What this task involves:
Read the listing and extract each line that includes the word "page".

-- start of Provided records --

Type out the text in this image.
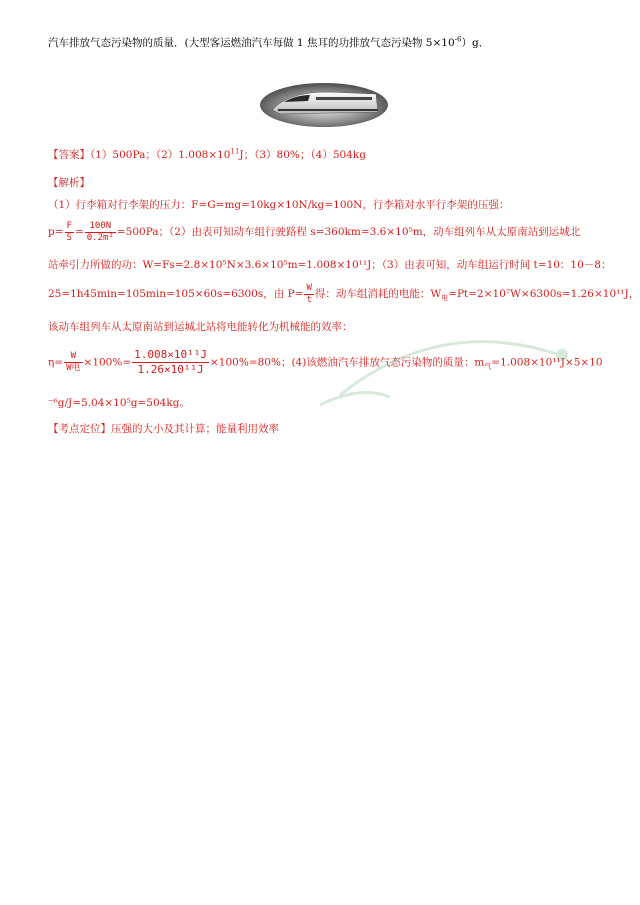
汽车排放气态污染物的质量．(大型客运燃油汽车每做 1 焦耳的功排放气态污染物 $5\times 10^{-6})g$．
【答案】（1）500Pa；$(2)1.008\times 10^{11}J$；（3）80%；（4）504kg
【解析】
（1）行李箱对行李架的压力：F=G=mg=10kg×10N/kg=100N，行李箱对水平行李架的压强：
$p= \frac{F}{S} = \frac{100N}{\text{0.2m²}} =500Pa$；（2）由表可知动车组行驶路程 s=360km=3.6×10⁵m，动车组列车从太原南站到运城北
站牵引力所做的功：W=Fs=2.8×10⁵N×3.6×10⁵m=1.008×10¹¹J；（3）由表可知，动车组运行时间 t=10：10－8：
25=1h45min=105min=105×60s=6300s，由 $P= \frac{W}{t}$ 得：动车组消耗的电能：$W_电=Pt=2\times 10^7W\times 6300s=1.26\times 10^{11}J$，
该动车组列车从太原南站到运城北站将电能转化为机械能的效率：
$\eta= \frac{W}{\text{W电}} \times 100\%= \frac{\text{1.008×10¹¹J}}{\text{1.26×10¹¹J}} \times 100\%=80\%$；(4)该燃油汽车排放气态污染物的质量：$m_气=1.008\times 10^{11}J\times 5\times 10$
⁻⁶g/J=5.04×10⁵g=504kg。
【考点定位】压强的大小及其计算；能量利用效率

-- end of Provided records --
-- start of Provided records --

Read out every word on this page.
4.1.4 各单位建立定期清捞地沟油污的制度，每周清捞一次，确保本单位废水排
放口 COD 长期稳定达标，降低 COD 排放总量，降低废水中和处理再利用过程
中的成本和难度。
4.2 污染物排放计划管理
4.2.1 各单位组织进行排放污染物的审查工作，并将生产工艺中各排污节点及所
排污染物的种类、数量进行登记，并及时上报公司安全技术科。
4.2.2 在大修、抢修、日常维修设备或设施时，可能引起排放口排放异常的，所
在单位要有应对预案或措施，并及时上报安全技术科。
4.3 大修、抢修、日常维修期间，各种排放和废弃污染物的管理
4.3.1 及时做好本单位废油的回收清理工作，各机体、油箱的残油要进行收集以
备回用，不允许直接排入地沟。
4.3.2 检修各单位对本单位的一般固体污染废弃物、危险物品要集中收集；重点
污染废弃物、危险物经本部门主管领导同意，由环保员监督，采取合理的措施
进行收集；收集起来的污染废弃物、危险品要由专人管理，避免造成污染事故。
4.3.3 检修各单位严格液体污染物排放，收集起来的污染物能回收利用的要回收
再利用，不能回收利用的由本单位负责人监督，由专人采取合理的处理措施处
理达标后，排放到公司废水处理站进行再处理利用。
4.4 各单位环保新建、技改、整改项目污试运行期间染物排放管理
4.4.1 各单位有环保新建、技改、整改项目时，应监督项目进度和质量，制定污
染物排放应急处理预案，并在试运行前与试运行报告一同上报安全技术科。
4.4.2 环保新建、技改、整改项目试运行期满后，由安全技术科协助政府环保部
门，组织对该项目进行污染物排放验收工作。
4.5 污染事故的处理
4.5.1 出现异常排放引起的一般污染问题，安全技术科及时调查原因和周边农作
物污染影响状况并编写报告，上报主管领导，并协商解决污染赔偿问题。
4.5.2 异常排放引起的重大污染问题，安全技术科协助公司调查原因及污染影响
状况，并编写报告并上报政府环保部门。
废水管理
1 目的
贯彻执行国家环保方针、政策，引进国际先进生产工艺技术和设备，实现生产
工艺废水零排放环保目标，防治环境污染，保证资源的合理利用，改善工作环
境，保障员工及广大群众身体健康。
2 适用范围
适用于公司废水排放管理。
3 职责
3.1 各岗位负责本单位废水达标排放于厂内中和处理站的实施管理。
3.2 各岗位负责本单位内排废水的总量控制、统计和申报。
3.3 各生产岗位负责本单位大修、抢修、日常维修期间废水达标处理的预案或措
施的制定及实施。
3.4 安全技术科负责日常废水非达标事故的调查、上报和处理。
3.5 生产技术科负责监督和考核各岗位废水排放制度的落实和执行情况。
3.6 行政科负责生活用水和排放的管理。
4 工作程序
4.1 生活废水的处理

-- end of Provided records --
-- start of Provided records --

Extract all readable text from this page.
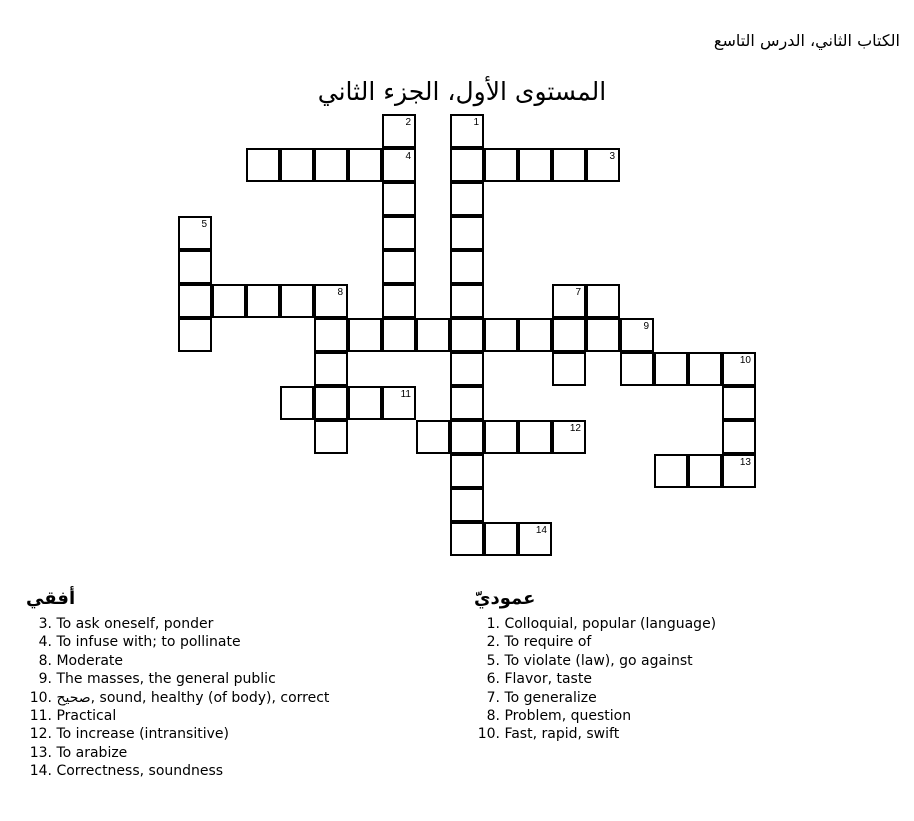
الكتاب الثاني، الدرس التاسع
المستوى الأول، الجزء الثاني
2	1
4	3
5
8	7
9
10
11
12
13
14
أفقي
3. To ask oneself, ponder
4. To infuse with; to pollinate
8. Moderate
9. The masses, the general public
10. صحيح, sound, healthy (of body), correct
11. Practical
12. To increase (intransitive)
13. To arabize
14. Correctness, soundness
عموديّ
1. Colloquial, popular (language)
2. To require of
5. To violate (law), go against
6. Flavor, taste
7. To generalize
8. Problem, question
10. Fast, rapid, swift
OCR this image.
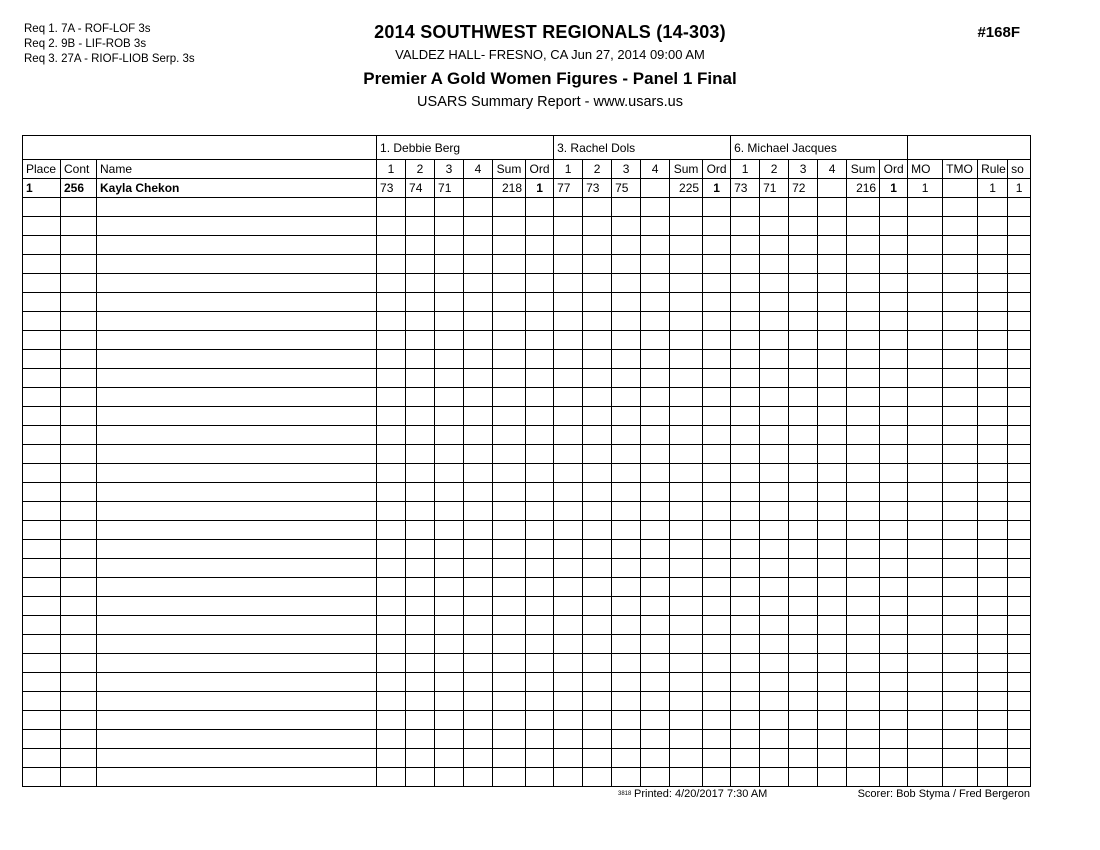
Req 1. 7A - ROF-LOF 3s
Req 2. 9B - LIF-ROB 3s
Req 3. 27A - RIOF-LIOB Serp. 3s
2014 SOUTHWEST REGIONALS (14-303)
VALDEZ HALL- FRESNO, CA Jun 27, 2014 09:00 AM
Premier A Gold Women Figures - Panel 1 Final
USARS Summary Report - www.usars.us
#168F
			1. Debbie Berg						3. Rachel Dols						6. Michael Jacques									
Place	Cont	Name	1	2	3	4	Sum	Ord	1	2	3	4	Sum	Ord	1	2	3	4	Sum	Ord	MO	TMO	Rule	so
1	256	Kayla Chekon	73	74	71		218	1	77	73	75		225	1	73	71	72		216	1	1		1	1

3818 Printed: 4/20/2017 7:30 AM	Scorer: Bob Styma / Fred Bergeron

-- end of Provided records --

Final result:
Read out every word on this page.
Extract all readable text from this page.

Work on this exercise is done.